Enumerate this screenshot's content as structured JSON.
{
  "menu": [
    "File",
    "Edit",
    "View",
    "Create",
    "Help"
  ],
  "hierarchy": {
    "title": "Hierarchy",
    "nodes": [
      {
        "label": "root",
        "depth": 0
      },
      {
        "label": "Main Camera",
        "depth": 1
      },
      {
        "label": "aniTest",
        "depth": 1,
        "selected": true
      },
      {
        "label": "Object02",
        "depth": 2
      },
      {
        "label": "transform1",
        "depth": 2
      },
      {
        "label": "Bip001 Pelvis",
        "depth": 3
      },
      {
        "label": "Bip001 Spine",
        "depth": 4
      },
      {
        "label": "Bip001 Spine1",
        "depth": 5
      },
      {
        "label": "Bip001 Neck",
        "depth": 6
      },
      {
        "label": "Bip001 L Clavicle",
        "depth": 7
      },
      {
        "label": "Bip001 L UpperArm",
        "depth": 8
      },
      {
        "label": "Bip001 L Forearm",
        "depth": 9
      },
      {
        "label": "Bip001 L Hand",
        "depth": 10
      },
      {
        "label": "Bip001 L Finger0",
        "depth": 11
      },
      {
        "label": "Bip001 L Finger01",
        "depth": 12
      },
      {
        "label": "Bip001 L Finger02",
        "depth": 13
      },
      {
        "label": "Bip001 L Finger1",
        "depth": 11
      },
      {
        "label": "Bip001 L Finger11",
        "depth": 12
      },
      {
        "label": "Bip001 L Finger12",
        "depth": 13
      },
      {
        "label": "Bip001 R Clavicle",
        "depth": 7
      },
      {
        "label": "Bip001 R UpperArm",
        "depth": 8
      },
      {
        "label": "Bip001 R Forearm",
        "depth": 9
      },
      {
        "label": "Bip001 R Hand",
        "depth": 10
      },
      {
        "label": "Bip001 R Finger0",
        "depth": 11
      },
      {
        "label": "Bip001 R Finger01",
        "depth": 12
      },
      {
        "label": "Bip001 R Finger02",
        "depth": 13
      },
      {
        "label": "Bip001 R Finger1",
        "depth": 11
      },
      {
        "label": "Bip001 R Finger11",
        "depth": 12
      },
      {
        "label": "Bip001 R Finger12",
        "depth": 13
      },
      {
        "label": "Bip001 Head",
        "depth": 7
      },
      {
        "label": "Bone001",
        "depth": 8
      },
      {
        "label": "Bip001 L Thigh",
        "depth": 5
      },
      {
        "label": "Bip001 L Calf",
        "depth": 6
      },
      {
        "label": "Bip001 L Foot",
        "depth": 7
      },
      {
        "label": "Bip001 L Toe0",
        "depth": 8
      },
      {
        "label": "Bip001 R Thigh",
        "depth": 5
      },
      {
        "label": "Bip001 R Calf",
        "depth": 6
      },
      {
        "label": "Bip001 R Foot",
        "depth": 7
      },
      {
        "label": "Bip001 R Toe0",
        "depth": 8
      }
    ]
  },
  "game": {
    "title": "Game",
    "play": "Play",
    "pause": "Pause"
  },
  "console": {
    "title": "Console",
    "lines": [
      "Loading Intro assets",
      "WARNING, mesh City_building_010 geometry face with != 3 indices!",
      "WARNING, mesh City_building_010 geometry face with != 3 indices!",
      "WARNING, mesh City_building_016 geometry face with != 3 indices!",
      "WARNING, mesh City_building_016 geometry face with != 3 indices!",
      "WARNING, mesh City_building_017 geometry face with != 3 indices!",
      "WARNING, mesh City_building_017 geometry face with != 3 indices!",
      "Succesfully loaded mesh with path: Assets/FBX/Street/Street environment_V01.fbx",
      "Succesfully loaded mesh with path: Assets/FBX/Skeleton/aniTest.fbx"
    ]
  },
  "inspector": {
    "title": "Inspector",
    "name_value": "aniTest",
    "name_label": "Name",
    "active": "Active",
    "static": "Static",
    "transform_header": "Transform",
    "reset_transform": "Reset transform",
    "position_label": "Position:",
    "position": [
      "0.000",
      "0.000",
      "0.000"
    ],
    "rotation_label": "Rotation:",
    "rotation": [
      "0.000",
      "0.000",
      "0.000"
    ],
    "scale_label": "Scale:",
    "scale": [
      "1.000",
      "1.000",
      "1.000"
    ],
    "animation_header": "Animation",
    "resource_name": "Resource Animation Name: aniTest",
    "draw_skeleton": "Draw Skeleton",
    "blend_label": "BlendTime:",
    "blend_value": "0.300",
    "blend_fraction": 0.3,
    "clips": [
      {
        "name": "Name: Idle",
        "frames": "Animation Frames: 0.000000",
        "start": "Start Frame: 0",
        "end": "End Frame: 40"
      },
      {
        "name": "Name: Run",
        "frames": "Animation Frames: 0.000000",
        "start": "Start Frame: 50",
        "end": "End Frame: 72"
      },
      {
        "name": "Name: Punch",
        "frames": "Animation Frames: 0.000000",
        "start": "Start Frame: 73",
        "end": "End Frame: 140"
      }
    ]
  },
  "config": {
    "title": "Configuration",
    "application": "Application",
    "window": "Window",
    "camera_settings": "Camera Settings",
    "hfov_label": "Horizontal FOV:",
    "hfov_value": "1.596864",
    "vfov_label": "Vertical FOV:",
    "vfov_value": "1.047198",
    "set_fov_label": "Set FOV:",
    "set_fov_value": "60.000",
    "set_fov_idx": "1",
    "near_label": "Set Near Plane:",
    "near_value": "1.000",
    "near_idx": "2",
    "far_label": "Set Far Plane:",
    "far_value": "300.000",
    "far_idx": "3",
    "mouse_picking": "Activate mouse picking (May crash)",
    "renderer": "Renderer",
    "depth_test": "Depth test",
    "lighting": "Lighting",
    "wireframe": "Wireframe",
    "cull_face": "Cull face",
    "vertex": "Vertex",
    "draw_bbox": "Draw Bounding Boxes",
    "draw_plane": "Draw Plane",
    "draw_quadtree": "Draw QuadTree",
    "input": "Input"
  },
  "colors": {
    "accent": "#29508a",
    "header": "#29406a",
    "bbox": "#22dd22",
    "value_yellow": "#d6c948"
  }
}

### What to produce
Report back each line of the entries that holds the string "start".

### Solution to this exercise
        "start": "Start Frame: 0",
        "start": "Start Frame: 50",
        "start": "Start Frame: 73",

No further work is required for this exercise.